▶ _Goal of the exercise_
Without the pictures, copy the entries below word for word.

▶ _The input_
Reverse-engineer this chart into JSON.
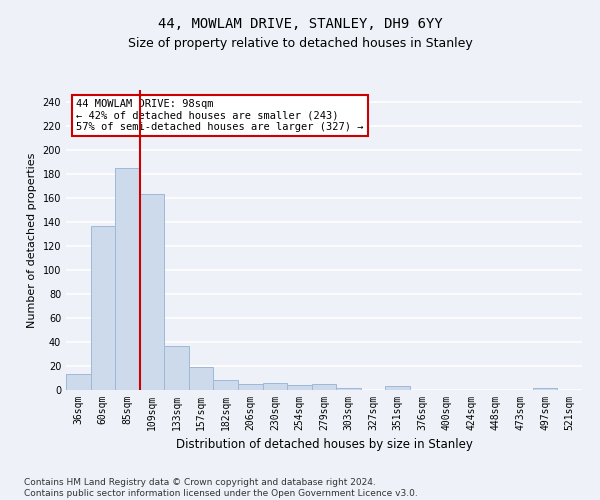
{
  "title1": "44, MOWLAM DRIVE, STANLEY, DH9 6YY",
  "title2": "Size of property relative to detached houses in Stanley",
  "xlabel": "Distribution of detached houses by size in Stanley",
  "ylabel": "Number of detached properties",
  "categories": [
    "36sqm",
    "60sqm",
    "85sqm",
    "109sqm",
    "133sqm",
    "157sqm",
    "182sqm",
    "206sqm",
    "230sqm",
    "254sqm",
    "279sqm",
    "303sqm",
    "327sqm",
    "351sqm",
    "376sqm",
    "400sqm",
    "424sqm",
    "448sqm",
    "473sqm",
    "497sqm",
    "521sqm"
  ],
  "values": [
    13,
    137,
    185,
    163,
    37,
    19,
    8,
    5,
    6,
    4,
    5,
    2,
    0,
    3,
    0,
    0,
    0,
    0,
    0,
    2,
    0
  ],
  "bar_color": "#cddaeb",
  "bar_edge_color": "#a0b8d8",
  "vline_x": 2.5,
  "vline_color": "#cc0000",
  "annotation_text": "44 MOWLAM DRIVE: 98sqm\n← 42% of detached houses are smaller (243)\n57% of semi-detached houses are larger (327) →",
  "annotation_box_color": "#ffffff",
  "annotation_box_edge": "#cc0000",
  "ylim": [
    0,
    250
  ],
  "yticks": [
    0,
    20,
    40,
    60,
    80,
    100,
    120,
    140,
    160,
    180,
    200,
    220,
    240
  ],
  "footer": "Contains HM Land Registry data © Crown copyright and database right 2024.\nContains public sector information licensed under the Open Government Licence v3.0.",
  "bg_color": "#eef2f8",
  "plot_bg_color": "#eef2f8",
  "grid_color": "#ffffff",
  "title1_fontsize": 10,
  "title2_fontsize": 9,
  "xlabel_fontsize": 8.5,
  "ylabel_fontsize": 8,
  "tick_fontsize": 7,
  "footer_fontsize": 6.5,
  "annot_fontsize": 7.5
}
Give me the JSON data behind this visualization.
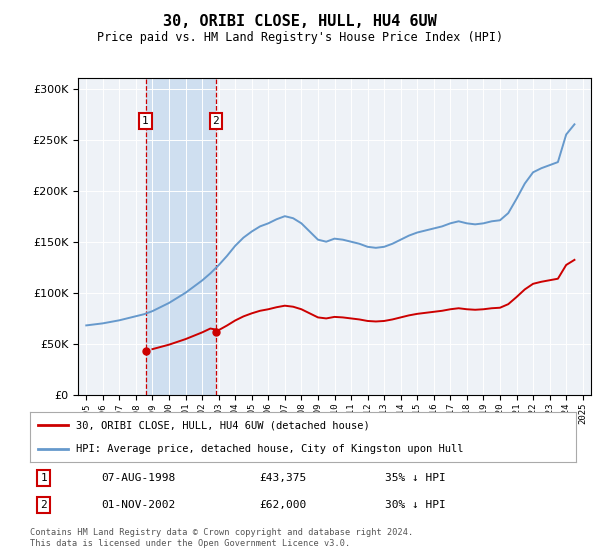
{
  "title": "30, ORIBI CLOSE, HULL, HU4 6UW",
  "subtitle": "Price paid vs. HM Land Registry's House Price Index (HPI)",
  "legend_line1": "30, ORIBI CLOSE, HULL, HU4 6UW (detached house)",
  "legend_line2": "HPI: Average price, detached house, City of Kingston upon Hull",
  "table": [
    {
      "num": "1",
      "date": "07-AUG-1998",
      "price": "£43,375",
      "pct": "35% ↓ HPI"
    },
    {
      "num": "2",
      "date": "01-NOV-2002",
      "price": "£62,000",
      "pct": "30% ↓ HPI"
    }
  ],
  "footnote1": "Contains HM Land Registry data © Crown copyright and database right 2024.",
  "footnote2": "This data is licensed under the Open Government Licence v3.0.",
  "sale1_year": 1998.58,
  "sale1_price": 43375,
  "sale2_year": 2002.83,
  "sale2_price": 62000,
  "hpi_color": "#6699cc",
  "price_color": "#cc0000",
  "background_color": "#ffffff",
  "plot_bg_color": "#eef2f7",
  "shade_color": "#ccddf0",
  "vline_color": "#cc0000",
  "xlim_left": 1994.5,
  "xlim_right": 2025.5,
  "ylim_bottom": 0,
  "ylim_top": 310000
}
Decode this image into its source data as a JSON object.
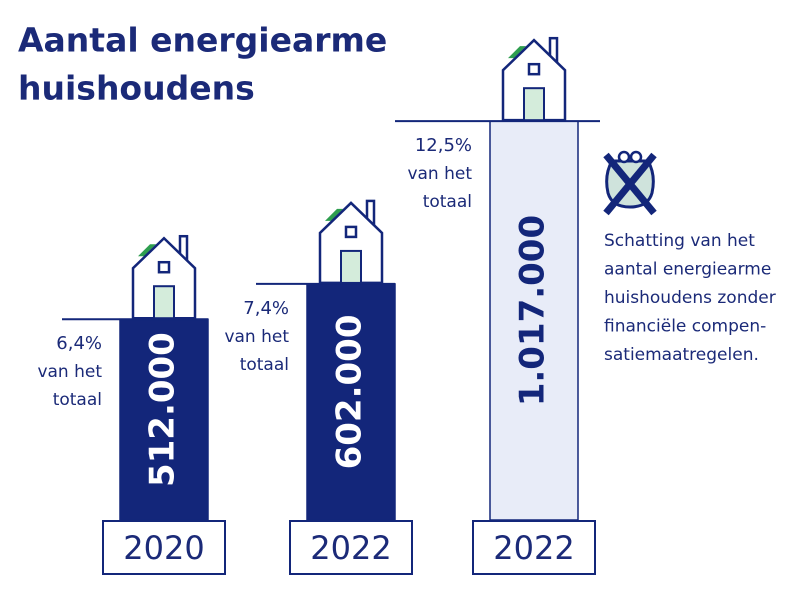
{
  "chart_data": {
    "type": "bar",
    "title": [
      "Aantal energiearme",
      "huishoudens"
    ],
    "categories": [
      "2020",
      "2022",
      "2022"
    ],
    "values": [
      512000,
      602000,
      1017000
    ],
    "value_labels": [
      "512.000",
      "602.000",
      "1.017.000"
    ],
    "colors": [
      "#13267a",
      "#13267a",
      "#e8ecf8"
    ],
    "share_labels": [
      "6,4%",
      "7,4%",
      "12,5%"
    ],
    "share_note": [
      "van het",
      "totaal"
    ],
    "note": [
      "Schatting van het",
      "aantal energiearme",
      "huishoudens zonder",
      "financiële compen-",
      "satiemaatregelen."
    ]
  }
}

▶ _Output for this exercise_
Reverse-engineer this chart into JSON.
{
  "title1": "44, MOWLAM DRIVE, STANLEY, DH9 6YY",
  "title2": "Size of property relative to detached houses in Stanley",
  "xlabel": "Distribution of detached houses by size in Stanley",
  "ylabel": "Number of detached properties",
  "categories": [
    "36sqm",
    "60sqm",
    "85sqm",
    "109sqm",
    "133sqm",
    "157sqm",
    "182sqm",
    "206sqm",
    "230sqm",
    "254sqm",
    "279sqm",
    "303sqm",
    "327sqm",
    "351sqm",
    "376sqm",
    "400sqm",
    "424sqm",
    "448sqm",
    "473sqm",
    "497sqm",
    "521sqm"
  ],
  "values": [
    13,
    137,
    185,
    163,
    37,
    19,
    8,
    5,
    6,
    4,
    5,
    2,
    0,
    3,
    0,
    0,
    0,
    0,
    0,
    2,
    0
  ],
  "bar_color": "#cddaeb",
  "bar_edge_color": "#a0b8d8",
  "vline_x": 2.5,
  "vline_color": "#cc0000",
  "annotation_text": "44 MOWLAM DRIVE: 98sqm\n← 42% of detached houses are smaller (243)\n57% of semi-detached houses are larger (327) →",
  "annotation_box_color": "#ffffff",
  "annotation_box_edge": "#cc0000",
  "ylim": [
    0,
    250
  ],
  "yticks": [
    0,
    20,
    40,
    60,
    80,
    100,
    120,
    140,
    160,
    180,
    200,
    220,
    240
  ],
  "footer": "Contains HM Land Registry data © Crown copyright and database right 2024.\nContains public sector information licensed under the Open Government Licence v3.0.",
  "bg_color": "#eef2f8",
  "plot_bg_color": "#eef2f8",
  "grid_color": "#ffffff",
  "title1_fontsize": 10,
  "title2_fontsize": 9,
  "xlabel_fontsize": 8.5,
  "ylabel_fontsize": 8,
  "tick_fontsize": 7,
  "footer_fontsize": 6.5,
  "annot_fontsize": 7.5
}
Give me the JSON data behind this visualization.
{
  "title": "30, ORIBI CLOSE, HULL, HU4 6UW",
  "subtitle": "Price paid vs. HM Land Registry's House Price Index (HPI)",
  "legend_line1": "30, ORIBI CLOSE, HULL, HU4 6UW (detached house)",
  "legend_line2": "HPI: Average price, detached house, City of Kingston upon Hull",
  "table": [
    {
      "num": "1",
      "date": "07-AUG-1998",
      "price": "£43,375",
      "pct": "35% ↓ HPI"
    },
    {
      "num": "2",
      "date": "01-NOV-2002",
      "price": "£62,000",
      "pct": "30% ↓ HPI"
    }
  ],
  "footnote1": "Contains HM Land Registry data © Crown copyright and database right 2024.",
  "footnote2": "This data is licensed under the Open Government Licence v3.0.",
  "sale1_year": 1998.58,
  "sale1_price": 43375,
  "sale2_year": 2002.83,
  "sale2_price": 62000,
  "hpi_color": "#6699cc",
  "price_color": "#cc0000",
  "background_color": "#ffffff",
  "plot_bg_color": "#eef2f7",
  "shade_color": "#ccddf0",
  "vline_color": "#cc0000",
  "xlim_left": 1994.5,
  "xlim_right": 2025.5,
  "ylim_bottom": 0,
  "ylim_top": 310000
}
Decode this image into its source data as a JSON object.
{
  "chart_data": {
    "type": "bar",
    "title": [
      "Aantal energiearme",
      "huishoudens"
    ],
    "categories": [
      "2020",
      "2022",
      "2022"
    ],
    "values": [
      512000,
      602000,
      1017000
    ],
    "value_labels": [
      "512.000",
      "602.000",
      "1.017.000"
    ],
    "colors": [
      "#13267a",
      "#13267a",
      "#e8ecf8"
    ],
    "share_labels": [
      "6,4%",
      "7,4%",
      "12,5%"
    ],
    "share_note": [
      "van het",
      "totaal"
    ],
    "note": [
      "Schatting van het",
      "aantal energiearme",
      "huishoudens zonder",
      "financiële compen-",
      "satiemaatregelen."
    ]
  }
}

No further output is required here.